** WHAT IS NEEDED **
How many lines of these entries include the string "Jugendstrafe"? State the number alone.

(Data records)

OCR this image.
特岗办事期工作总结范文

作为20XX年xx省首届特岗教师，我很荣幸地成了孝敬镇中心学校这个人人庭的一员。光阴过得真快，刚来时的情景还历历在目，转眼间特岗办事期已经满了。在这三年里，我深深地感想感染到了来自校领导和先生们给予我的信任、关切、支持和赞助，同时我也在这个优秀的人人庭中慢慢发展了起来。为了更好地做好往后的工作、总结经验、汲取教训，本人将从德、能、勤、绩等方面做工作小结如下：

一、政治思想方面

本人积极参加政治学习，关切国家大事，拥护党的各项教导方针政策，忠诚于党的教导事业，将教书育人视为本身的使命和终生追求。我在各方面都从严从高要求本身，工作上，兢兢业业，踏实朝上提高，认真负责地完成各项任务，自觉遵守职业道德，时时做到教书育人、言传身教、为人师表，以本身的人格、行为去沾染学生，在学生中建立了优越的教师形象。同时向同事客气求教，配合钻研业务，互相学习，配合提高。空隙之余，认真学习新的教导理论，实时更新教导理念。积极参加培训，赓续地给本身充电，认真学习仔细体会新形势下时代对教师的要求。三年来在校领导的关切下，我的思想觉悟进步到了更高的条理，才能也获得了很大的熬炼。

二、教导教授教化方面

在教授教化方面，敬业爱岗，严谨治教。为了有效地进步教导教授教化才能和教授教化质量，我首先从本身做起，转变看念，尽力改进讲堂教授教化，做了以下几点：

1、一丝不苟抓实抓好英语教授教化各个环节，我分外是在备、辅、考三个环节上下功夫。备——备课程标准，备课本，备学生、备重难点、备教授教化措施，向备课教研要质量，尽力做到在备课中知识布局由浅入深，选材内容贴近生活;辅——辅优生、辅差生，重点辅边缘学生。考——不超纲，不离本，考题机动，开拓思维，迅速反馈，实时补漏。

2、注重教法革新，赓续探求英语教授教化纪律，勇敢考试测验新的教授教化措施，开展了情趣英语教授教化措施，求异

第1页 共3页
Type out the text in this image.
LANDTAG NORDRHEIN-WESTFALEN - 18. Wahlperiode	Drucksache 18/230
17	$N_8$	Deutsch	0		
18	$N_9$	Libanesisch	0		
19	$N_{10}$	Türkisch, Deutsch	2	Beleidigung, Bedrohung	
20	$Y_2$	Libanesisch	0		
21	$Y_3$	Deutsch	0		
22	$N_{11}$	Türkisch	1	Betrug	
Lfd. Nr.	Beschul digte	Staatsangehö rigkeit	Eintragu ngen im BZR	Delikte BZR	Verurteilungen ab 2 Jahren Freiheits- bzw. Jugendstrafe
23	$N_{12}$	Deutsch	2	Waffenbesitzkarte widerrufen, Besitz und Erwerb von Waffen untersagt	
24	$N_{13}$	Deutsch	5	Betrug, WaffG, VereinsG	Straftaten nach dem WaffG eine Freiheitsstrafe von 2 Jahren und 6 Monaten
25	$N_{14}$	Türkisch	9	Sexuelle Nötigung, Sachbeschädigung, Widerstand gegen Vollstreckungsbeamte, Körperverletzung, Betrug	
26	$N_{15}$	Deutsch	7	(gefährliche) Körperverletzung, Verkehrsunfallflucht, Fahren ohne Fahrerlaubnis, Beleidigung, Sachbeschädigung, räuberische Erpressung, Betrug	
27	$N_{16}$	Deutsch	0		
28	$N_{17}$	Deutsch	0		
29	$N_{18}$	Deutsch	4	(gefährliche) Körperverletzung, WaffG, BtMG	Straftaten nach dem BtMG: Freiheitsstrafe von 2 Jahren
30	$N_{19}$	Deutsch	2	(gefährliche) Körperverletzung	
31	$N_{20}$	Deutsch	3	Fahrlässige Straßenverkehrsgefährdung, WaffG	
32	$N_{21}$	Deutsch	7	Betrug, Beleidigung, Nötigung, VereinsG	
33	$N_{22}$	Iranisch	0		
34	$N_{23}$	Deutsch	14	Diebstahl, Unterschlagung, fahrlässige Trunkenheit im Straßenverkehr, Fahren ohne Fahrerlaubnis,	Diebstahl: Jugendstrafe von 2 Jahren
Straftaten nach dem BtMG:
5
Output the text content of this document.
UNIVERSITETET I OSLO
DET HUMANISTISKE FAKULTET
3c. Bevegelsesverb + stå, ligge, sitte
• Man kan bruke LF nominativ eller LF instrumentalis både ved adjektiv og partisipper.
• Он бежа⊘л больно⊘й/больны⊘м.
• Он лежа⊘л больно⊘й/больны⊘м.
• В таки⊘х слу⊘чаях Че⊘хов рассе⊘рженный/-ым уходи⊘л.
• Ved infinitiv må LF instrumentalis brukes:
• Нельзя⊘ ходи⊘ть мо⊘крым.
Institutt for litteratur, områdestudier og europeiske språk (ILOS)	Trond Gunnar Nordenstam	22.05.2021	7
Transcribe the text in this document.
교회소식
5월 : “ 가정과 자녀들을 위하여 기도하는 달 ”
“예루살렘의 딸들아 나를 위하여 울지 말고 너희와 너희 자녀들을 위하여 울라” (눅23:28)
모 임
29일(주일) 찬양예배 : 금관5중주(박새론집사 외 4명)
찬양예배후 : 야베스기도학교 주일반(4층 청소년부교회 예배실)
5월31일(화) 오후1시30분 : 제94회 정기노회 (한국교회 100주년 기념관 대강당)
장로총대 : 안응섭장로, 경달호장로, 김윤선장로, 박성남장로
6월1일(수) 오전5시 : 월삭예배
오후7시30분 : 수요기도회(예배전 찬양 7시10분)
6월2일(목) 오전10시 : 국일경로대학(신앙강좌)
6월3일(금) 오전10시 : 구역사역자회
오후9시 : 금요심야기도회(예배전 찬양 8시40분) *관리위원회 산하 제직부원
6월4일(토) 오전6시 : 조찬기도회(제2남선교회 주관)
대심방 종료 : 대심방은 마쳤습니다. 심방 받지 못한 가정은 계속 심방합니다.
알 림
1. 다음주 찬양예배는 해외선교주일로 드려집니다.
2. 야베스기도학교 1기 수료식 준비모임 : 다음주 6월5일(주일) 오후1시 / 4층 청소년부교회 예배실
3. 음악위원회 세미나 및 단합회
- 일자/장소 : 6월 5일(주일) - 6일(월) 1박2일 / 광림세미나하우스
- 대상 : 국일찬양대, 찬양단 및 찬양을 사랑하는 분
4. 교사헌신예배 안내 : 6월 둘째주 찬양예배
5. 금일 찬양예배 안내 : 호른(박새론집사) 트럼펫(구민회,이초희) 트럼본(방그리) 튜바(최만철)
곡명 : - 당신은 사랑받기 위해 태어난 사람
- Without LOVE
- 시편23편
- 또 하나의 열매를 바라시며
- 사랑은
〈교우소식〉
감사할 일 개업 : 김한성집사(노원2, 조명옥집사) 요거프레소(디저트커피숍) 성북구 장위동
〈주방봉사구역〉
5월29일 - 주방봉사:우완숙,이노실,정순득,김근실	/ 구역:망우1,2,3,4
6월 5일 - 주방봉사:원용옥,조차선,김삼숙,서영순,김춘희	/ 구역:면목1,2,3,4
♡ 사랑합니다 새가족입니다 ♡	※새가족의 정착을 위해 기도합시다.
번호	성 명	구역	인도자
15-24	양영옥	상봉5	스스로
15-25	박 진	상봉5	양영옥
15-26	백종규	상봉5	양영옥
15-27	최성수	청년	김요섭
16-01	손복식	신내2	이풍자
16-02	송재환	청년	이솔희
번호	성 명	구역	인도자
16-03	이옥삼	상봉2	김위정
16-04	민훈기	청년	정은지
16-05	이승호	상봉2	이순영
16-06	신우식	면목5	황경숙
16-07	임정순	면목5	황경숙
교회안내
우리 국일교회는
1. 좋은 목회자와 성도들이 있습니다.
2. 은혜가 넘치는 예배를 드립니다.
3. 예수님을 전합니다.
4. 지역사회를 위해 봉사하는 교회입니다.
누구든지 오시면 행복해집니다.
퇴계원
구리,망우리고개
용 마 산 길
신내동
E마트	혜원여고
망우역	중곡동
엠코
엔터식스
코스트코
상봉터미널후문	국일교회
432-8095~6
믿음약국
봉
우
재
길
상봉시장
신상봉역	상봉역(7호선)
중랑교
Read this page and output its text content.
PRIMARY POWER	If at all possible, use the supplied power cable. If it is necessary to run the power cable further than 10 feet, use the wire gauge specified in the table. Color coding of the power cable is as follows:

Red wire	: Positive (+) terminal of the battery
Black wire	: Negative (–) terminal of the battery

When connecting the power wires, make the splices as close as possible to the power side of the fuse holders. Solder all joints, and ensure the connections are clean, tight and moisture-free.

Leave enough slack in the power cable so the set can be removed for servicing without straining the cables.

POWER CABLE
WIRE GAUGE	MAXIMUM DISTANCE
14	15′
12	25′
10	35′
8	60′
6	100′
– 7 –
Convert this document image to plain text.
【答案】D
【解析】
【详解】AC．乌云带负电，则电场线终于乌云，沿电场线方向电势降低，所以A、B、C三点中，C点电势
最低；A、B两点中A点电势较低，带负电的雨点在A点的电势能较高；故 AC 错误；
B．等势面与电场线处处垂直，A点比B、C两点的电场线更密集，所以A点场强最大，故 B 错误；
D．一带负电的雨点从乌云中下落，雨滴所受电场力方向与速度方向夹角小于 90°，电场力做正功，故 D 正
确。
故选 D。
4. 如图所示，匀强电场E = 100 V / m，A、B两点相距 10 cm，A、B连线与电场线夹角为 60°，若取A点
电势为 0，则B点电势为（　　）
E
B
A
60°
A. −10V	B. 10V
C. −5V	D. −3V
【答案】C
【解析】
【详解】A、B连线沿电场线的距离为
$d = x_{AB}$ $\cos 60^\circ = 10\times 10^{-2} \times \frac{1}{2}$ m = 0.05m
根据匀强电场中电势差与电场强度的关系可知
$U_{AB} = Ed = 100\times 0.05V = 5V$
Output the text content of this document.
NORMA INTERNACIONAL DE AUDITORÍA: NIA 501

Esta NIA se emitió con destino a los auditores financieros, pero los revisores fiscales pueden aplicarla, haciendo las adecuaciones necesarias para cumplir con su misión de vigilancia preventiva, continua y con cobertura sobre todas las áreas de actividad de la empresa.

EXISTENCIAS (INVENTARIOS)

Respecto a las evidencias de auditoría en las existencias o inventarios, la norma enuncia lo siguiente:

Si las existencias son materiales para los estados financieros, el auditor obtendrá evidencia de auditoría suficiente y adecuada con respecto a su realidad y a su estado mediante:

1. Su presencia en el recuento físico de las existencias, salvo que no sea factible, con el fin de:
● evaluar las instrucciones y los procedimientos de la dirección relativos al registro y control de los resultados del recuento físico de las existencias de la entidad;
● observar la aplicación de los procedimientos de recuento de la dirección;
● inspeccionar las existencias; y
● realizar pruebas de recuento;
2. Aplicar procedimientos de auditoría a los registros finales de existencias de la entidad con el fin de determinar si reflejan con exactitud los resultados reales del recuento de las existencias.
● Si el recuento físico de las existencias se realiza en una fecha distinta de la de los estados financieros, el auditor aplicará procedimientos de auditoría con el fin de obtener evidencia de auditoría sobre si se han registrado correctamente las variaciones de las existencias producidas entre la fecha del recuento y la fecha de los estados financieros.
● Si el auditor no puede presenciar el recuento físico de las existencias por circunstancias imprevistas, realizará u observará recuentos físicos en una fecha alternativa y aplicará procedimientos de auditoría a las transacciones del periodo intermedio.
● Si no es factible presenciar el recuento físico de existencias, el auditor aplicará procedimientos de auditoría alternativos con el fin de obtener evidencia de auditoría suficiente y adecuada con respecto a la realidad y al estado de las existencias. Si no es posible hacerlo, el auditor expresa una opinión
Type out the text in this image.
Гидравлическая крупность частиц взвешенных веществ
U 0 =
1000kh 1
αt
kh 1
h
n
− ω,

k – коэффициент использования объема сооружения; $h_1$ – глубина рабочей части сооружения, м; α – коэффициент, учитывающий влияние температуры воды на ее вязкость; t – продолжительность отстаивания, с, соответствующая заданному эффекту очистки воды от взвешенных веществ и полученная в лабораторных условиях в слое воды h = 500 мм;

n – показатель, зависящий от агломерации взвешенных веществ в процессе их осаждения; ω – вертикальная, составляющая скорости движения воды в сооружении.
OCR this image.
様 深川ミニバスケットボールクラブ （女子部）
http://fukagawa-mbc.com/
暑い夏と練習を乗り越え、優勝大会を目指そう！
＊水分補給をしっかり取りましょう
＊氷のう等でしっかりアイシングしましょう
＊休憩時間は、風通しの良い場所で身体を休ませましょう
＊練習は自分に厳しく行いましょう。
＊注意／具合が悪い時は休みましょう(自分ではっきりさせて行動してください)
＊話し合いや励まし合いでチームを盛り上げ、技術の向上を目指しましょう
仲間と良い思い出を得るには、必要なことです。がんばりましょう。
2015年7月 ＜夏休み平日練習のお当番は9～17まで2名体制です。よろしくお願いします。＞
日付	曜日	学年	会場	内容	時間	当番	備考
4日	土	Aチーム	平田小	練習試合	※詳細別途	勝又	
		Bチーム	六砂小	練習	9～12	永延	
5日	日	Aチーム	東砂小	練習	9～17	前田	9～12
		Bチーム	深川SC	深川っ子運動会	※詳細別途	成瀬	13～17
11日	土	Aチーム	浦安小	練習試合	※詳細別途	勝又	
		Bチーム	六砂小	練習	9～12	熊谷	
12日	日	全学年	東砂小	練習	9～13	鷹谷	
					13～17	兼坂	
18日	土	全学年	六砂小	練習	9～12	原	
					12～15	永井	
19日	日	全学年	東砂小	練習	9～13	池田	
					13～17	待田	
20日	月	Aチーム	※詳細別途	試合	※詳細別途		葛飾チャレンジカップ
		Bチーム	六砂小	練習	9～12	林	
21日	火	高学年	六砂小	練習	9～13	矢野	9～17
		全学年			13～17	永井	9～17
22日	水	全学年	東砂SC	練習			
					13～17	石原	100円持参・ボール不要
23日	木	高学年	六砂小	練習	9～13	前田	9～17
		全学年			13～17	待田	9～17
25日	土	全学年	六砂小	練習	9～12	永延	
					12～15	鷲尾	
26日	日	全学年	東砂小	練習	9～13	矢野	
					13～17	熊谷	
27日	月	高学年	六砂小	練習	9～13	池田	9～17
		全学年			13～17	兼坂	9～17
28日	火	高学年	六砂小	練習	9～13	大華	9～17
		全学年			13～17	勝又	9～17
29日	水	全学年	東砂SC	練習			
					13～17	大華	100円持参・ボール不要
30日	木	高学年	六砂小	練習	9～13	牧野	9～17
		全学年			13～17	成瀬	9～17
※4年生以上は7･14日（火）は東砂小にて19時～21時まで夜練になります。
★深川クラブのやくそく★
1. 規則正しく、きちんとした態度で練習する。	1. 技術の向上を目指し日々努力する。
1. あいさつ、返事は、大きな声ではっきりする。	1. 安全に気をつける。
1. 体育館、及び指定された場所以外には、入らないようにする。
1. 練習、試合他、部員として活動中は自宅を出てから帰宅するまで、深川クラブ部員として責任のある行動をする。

** RESPONSE FOR THIS EXERCISE **
2